_STORED DATA_
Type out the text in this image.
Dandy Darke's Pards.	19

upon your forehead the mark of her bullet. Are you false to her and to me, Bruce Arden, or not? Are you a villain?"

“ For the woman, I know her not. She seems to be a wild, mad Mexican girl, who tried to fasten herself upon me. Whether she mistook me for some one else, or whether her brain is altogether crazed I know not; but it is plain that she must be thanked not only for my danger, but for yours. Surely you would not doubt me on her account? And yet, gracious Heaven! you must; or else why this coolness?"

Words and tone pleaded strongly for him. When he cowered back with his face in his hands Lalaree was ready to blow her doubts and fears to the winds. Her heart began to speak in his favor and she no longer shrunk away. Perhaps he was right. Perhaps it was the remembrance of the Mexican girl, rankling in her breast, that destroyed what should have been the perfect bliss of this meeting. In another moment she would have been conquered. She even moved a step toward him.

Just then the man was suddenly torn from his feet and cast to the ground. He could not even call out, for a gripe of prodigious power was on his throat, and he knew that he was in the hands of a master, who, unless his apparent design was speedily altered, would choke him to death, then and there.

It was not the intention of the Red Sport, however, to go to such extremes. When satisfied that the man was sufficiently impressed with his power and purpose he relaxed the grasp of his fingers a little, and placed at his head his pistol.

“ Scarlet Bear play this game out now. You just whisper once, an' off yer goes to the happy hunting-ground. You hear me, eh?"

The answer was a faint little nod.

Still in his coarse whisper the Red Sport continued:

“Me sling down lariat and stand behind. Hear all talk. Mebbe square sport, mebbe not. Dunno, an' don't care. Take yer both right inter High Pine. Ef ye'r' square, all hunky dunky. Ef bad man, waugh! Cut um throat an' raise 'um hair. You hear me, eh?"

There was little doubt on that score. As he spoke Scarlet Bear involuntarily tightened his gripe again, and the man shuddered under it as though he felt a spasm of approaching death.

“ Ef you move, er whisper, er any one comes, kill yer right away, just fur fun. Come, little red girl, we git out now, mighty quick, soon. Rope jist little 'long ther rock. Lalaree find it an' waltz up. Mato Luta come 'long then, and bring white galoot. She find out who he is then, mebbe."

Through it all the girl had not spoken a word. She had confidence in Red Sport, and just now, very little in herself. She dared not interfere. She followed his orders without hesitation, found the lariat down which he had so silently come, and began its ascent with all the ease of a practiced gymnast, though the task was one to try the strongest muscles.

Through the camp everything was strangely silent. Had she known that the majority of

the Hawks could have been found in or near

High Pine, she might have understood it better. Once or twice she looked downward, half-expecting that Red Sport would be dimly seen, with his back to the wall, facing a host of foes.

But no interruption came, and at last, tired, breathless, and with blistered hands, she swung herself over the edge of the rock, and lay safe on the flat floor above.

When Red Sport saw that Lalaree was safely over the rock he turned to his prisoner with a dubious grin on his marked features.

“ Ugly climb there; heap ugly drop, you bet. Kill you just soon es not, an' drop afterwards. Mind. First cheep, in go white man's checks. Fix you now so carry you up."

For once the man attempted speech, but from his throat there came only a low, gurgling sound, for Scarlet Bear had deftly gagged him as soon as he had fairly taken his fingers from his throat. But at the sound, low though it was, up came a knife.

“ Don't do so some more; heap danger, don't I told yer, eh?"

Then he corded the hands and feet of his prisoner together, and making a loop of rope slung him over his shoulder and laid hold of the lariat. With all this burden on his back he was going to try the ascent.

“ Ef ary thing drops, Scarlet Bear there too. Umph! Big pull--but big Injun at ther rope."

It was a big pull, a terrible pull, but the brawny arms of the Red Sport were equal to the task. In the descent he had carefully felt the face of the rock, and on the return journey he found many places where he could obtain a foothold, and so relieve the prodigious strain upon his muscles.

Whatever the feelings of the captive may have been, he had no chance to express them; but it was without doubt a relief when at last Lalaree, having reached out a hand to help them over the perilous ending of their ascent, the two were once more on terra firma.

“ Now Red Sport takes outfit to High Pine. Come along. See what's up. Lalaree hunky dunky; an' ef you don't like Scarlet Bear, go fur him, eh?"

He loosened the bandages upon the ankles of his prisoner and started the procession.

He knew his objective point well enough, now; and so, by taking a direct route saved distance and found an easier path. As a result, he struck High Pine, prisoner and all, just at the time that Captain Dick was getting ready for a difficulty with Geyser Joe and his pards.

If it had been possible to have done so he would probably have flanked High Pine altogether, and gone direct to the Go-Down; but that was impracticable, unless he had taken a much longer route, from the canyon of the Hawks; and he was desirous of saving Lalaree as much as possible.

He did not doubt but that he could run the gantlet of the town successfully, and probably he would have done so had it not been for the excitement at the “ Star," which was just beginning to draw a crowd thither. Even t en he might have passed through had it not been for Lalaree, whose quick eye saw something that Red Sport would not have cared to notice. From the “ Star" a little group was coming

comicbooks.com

_REQUIRED TASK_
Each record should come back exactly as written.

_ANSWER BELOW_
Type out the text in this image.
Dandy Darke's Pards.	19

upon your forehead the mark of her bullet. Are you false to her and to me, Bruce Arden, or not? Are you a villain?"

“ For the woman, I know her not. She seems to be a wild, mad Mexican girl, who tried to fasten herself upon me. Whether she mistook me for some one else, or whether her brain is altogether crazed I know not; but it is plain that she must be thanked not only for my danger, but for yours. Surely you would not doubt me on her account? And yet, gracious Heaven! you must; or else why this coolness?"

Words and tone pleaded strongly for him. When he cowered back with his face in his hands Lalaree was ready to blow her doubts and fears to the winds. Her heart began to speak in his favor and she no longer shrunk away. Perhaps he was right. Perhaps it was the remembrance of the Mexican girl, rankling in her breast, that destroyed what should have been the perfect bliss of this meeting. In another moment she would have been conquered. She even moved a step toward him.

Just then the man was suddenly torn from his feet and cast to the ground. He could not even call out, for a gripe of prodigious power was on his throat, and he knew that he was in the hands of a master, who, unless his apparent design was speedily altered, would choke him to death, then and there.

It was not the intention of the Red Sport, however, to go to such extremes. When satisfied that the man was sufficiently impressed with his power and purpose he relaxed the grasp of his fingers a little, and placed at his head his pistol.

“ Scarlet Bear play this game out now. You just whisper once, an' off yer goes to the happy hunting-ground. You hear me, eh?"

The answer was a faint little nod.

Still in his coarse whisper the Red Sport continued:

“Me sling down lariat and stand behind. Hear all talk. Mebbe square sport, mebbe not. Dunno, an' don't care. Take yer both right inter High Pine. Ef ye'r' square, all hunky dunky. Ef bad man, waugh! Cut um throat an' raise 'um hair. You hear me, eh?"

There was little doubt on that score. As he spoke Scarlet Bear involuntarily tightened his gripe again, and the man shuddered under it as though he felt a spasm of approaching death.

“ Ef you move, er whisper, er any one comes, kill yer right away, just fur fun. Come, little red girl, we git out now, mighty quick, soon. Rope jist little 'long ther rock. Lalaree find it an' waltz up. Mato Luta come 'long then, and bring white galoot. She find out who he is then, mebbe."

Through it all the girl had not spoken a word. She had confidence in Red Sport, and just now, very little in herself. She dared not interfere. She followed his orders without hesitation, found the lariat down which he had so silently come, and began its ascent with all the ease of a practiced gymnast, though the task was one to try the strongest muscles.

Through the camp everything was strangely silent. Had she known that the majority of

the Hawks could have been found in or near

High Pine, she might have understood it better. Once or twice she looked downward, half-expecting that Red Sport would be dimly seen, with his back to the wall, facing a host of foes.

But no interruption came, and at last, tired, breathless, and with blistered hands, she swung herself over the edge of the rock, and lay safe on the flat floor above.

When Red Sport saw that Lalaree was safely over the rock he turned to his prisoner with a dubious grin on his marked features.

“ Ugly climb there; heap ugly drop, you bet. Kill you just soon es not, an' drop afterwards. Mind. First cheep, in go white man's checks. Fix you now so carry you up."

For once the man attempted speech, but from his throat there came only a low, gurgling sound, for Scarlet Bear had deftly gagged him as soon as he had fairly taken his fingers from his throat. But at the sound, low though it was, up came a knife.

“ Don't do so some more; heap danger, don't I told yer, eh?"

Then he corded the hands and feet of his prisoner together, and making a loop of rope slung him over his shoulder and laid hold of the lariat. With all this burden on his back he was going to try the ascent.

“ Ef ary thing drops, Scarlet Bear there too. Umph! Big pull--but big Injun at ther rope."

It was a big pull, a terrible pull, but the brawny arms of the Red Sport were equal to the task. In the descent he had carefully felt the face of the rock, and on the return journey he found many places where he could obtain a foothold, and so relieve the prodigious strain upon his muscles.

Whatever the feelings of the captive may have been, he had no chance to express them; but it was without doubt a relief when at last Lalaree, having reached out a hand to help them over the perilous ending of their ascent, the two were once more on terra firma.

“ Now Red Sport takes outfit to High Pine. Come along. See what's up. Lalaree hunky dunky; an' ef you don't like Scarlet Bear, go fur him, eh?"

He loosened the bandages upon the ankles of his prisoner and started the procession.

He knew his objective point well enough, now; and so, by taking a direct route saved distance and found an easier path. As a result, he struck High Pine, prisoner and all, just at the time that Captain Dick was getting ready for a difficulty with Geyser Joe and his pards.

If it had been possible to have done so he would probably have flanked High Pine altogether, and gone direct to the Go-Down; but that was impracticable, unless he had taken a much longer route, from the canyon of the Hawks; and he was desirous of saving Lalaree as much as possible.

He did not doubt but that he could run the gantlet of the town successfully, and probably he would have done so had it not been for the excitement at the “ Star," which was just beginning to draw a crowd thither. Even t en he might have passed through had it not been for Lalaree, whose quick eye saw something that Red Sport would not have cared to notice. From the “ Star" a little group was coming

comicbooks.com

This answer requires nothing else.